Work instructions: Quote all of the entries word for word.

(Excerpts from a figure dataset)
──────────────────────────────
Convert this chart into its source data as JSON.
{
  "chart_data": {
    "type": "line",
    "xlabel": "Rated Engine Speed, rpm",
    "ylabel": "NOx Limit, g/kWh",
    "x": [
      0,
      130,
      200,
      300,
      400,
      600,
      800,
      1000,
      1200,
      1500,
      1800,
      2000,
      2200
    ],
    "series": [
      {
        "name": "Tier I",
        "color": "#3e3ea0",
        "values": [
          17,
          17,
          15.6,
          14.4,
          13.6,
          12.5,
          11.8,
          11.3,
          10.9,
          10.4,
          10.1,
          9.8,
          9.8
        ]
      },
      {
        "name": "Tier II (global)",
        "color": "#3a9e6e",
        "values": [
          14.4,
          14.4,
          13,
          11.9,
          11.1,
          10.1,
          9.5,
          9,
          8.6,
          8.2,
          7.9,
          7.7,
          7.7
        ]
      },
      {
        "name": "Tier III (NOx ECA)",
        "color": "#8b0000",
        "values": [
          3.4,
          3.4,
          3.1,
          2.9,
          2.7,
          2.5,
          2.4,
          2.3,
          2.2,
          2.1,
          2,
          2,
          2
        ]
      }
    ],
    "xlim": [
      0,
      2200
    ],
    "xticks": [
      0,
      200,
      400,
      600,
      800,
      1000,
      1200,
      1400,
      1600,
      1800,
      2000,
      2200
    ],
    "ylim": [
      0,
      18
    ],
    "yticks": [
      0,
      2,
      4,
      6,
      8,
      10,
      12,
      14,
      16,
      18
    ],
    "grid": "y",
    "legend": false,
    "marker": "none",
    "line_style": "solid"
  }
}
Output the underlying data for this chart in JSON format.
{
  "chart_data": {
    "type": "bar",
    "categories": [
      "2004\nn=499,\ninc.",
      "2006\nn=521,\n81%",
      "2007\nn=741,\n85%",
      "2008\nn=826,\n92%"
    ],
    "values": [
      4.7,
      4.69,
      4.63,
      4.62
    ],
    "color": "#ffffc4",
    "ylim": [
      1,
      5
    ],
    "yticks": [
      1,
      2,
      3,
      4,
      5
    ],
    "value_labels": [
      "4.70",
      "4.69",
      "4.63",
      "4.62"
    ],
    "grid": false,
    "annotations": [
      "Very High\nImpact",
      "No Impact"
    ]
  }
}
──────────────────────────────
Finished task:
Convert this chart into its source data as JSON.
{
  "chart_data": {
    "type": "line",
    "xlabel": "Rated Engine Speed, rpm",
    "ylabel": "NOx Limit, g/kWh",
    "x": [
      0,
      130,
      200,
      300,
      400,
      600,
      800,
      1000,
      1200,
      1500,
      1800,
      2000,
      2200
    ],
    "series": [
      {
        "name": "Tier I",
        "color": "#3e3ea0",
        "values": [
          17,
          17,
          15.6,
          14.4,
          13.6,
          12.5,
          11.8,
          11.3,
          10.9,
          10.4,
          10.1,
          9.8,
          9.8
        ]
      },
      {
        "name": "Tier II (global)",
        "color": "#3a9e6e",
        "values": [
          14.4,
          14.4,
          13,
          11.9,
          11.1,
          10.1,
          9.5,
          9,
          8.6,
          8.2,
          7.9,
          7.7,
          7.7
        ]
      },
      {
        "name": "Tier III (NOx ECA)",
        "color": "#8b0000",
        "values": [
          3.4,
          3.4,
          3.1,
          2.9,
          2.7,
          2.5,
          2.4,
          2.3,
          2.2,
          2.1,
          2,
          2,
          2
        ]
      }
    ],
    "xlim": [
      0,
      2200
    ],
    "xticks": [
      0,
      200,
      400,
      600,
      800,
      1000,
      1200,
      1400,
      1600,
      1800,
      2000,
      2200
    ],
    "ylim": [
      0,
      18
    ],
    "yticks": [
      0,
      2,
      4,
      6,
      8,
      10,
      12,
      14,
      16,
      18
    ],
    "grid": "y",
    "legend": false,
    "marker": "none",
    "line_style": "solid"
  }
}
Output the underlying data for this chart in JSON format.
{
  "chart_data": {
    "type": "bar",
    "categories": [
      "2004\nn=499,\ninc.",
      "2006\nn=521,\n81%",
      "2007\nn=741,\n85%",
      "2008\nn=826,\n92%"
    ],
    "values": [
      4.7,
      4.69,
      4.63,
      4.62
    ],
    "color": "#ffffc4",
    "ylim": [
      1,
      5
    ],
    "yticks": [
      1,
      2,
      3,
      4,
      5
    ],
    "value_labels": [
      "4.70",
      "4.69",
      "4.63",
      "4.62"
    ],
    "grid": false,
    "annotations": [
      "Very High\nImpact",
      "No Impact"
    ]
  }
}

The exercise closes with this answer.